#!/bin/bash
if [ "$1" == 'b' ]; then
echo 1
fi
No issues detected!
Warning: use bash style ( [[ ... ]] ) testing for better performance
I'm no expert here, so maybe this question isn't very useful coming from me... Why is it important to use [[ ... ]] over [ ... ] in all cases?
[ is an alias for the test command.man test[[ is a smart, bash-internal re-implementation of test command.testman bash: "CONDITIONAL EXPRESSIONS"No, [[ is certainly not "Full backward compatible with test".
In particular, there are cases where you want expansion inside a test.
They're different tests, for different purposes.
As for faster, in bash, [ is a built-in too. Not that it should be an argument at all - if you need to shave microseconds, why use bash?
I'm actually surprised by the speed difference:
$ time for((i=0; i<1000000; i++)); do [ x ]; done
real 0m4.247s
$ time for((i=0; i<1000000; i++)); do [[ x ]]; done
real 0m3.293s
But I don't think that's a good enough reason to force people to use [[. Though I also don't think var=(-n foo); [ "${var[@]}" ] is good enough reason not to.
@arth1 At first, yea, I was bad, this is a builtin command too (I re-read the man bash). But, can you tell me an example about incompatibility?
@koalaman I use lot of static analyzer, what can force vica-versa rules about a topic. I think, if this rule is not good for everyone, then these peoples can disabled this.
@Nightfirecat, @koalaman, I don't want to enforce anyone generally. So, I absolutely prefer a by-default disabled rule, what I can turn on.
If this solution doesn't fit into the shellcheck mindset / way, I can approve absolutely!
But in this case I miss a tool for enforcing coding styles for bash. For this issue and #888, and e.g. writing if and then in same line or not. (check jscs and jslint synergy)

§ EXTRACTED RECORDS:
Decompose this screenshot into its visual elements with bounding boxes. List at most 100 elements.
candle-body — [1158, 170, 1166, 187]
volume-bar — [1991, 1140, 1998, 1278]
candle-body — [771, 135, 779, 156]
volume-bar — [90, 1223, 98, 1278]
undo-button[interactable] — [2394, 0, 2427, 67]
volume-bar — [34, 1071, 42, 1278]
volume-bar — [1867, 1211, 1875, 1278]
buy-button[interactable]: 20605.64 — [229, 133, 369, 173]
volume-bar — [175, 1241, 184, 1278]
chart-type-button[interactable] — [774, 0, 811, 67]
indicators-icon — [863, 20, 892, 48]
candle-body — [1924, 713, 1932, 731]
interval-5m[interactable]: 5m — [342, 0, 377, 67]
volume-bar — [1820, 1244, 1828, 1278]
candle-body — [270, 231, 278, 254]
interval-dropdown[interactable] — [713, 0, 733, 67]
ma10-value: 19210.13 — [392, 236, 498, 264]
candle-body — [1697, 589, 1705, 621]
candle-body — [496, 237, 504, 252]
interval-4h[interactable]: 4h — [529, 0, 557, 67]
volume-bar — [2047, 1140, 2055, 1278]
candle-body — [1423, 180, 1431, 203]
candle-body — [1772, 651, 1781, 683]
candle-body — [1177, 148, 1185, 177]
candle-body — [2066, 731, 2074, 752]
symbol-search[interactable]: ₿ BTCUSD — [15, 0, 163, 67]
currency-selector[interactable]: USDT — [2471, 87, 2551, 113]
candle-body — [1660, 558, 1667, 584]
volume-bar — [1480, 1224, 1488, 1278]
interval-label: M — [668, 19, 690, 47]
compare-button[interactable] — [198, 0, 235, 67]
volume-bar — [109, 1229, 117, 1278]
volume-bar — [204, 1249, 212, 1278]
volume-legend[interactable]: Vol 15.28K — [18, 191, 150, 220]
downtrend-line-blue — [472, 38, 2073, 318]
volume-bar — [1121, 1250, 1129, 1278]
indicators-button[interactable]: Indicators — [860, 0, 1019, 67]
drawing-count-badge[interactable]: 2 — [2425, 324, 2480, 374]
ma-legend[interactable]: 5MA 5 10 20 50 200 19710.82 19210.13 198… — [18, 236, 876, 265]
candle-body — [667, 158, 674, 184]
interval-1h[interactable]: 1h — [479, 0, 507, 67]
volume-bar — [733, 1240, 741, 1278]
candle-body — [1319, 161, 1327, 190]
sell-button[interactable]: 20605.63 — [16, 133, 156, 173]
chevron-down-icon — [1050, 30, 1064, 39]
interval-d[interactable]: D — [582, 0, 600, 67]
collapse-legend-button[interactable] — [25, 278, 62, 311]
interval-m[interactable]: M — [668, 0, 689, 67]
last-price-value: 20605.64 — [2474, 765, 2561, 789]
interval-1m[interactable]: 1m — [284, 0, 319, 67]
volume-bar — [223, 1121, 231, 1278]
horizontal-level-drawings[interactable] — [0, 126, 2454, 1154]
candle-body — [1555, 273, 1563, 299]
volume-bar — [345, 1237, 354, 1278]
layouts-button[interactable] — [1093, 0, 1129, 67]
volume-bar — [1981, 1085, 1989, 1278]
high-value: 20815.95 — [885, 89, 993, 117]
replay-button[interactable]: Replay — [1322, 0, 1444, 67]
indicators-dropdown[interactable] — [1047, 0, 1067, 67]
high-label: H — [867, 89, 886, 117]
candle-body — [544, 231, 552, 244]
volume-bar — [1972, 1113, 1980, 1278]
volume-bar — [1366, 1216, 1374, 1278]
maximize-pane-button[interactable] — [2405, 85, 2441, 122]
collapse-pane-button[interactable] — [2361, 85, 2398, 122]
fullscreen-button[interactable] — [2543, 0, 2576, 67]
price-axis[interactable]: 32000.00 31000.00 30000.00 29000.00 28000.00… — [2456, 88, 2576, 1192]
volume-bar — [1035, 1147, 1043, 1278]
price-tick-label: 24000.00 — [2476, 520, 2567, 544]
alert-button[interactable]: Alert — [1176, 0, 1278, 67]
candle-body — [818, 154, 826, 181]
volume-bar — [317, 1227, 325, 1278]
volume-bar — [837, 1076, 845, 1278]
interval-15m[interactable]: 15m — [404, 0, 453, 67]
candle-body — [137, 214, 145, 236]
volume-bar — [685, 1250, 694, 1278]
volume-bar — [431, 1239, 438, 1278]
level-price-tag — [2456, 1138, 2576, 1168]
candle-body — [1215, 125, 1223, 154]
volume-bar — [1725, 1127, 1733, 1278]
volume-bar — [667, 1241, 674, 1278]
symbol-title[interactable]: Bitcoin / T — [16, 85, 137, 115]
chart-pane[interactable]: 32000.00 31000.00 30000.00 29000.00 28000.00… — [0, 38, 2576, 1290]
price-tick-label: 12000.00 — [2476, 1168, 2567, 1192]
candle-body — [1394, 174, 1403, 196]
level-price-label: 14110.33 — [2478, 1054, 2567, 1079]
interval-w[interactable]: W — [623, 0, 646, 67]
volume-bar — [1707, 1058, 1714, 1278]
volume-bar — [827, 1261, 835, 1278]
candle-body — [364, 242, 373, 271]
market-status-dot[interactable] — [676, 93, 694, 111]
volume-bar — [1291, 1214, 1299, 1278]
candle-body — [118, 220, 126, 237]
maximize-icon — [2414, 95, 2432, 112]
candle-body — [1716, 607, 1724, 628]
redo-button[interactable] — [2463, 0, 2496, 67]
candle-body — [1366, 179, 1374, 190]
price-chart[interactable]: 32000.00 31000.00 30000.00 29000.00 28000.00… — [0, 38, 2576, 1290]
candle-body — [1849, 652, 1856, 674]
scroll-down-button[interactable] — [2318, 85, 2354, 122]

§ THINGS TO DO:
**1.** Print the passage of the bash test syntax discussion that runs from "[ is an alias" up to and including "why use bash?".
**2.** In the bash test syntax discussion, what real time is reported for the one-million-iteration loop that uses [[ x ]]?

§ RESPONSES IN ORDER:
**1.**
[ is an alias for the test command.man test[[ is a smart, bash-internal re-implementation of test command.testman bash: "CONDITIONAL EXPRESSIONS"No, [[ is certainly not "Full backward compatible with test".
In particular, there are cases where you want expansion inside a test.
They're different tests, for different purposes.
As for faster, in bash, [ is a built-in too. Not that it should be an argument at all - if you need to shave microseconds, why use bash?

**2.** 0m3.293s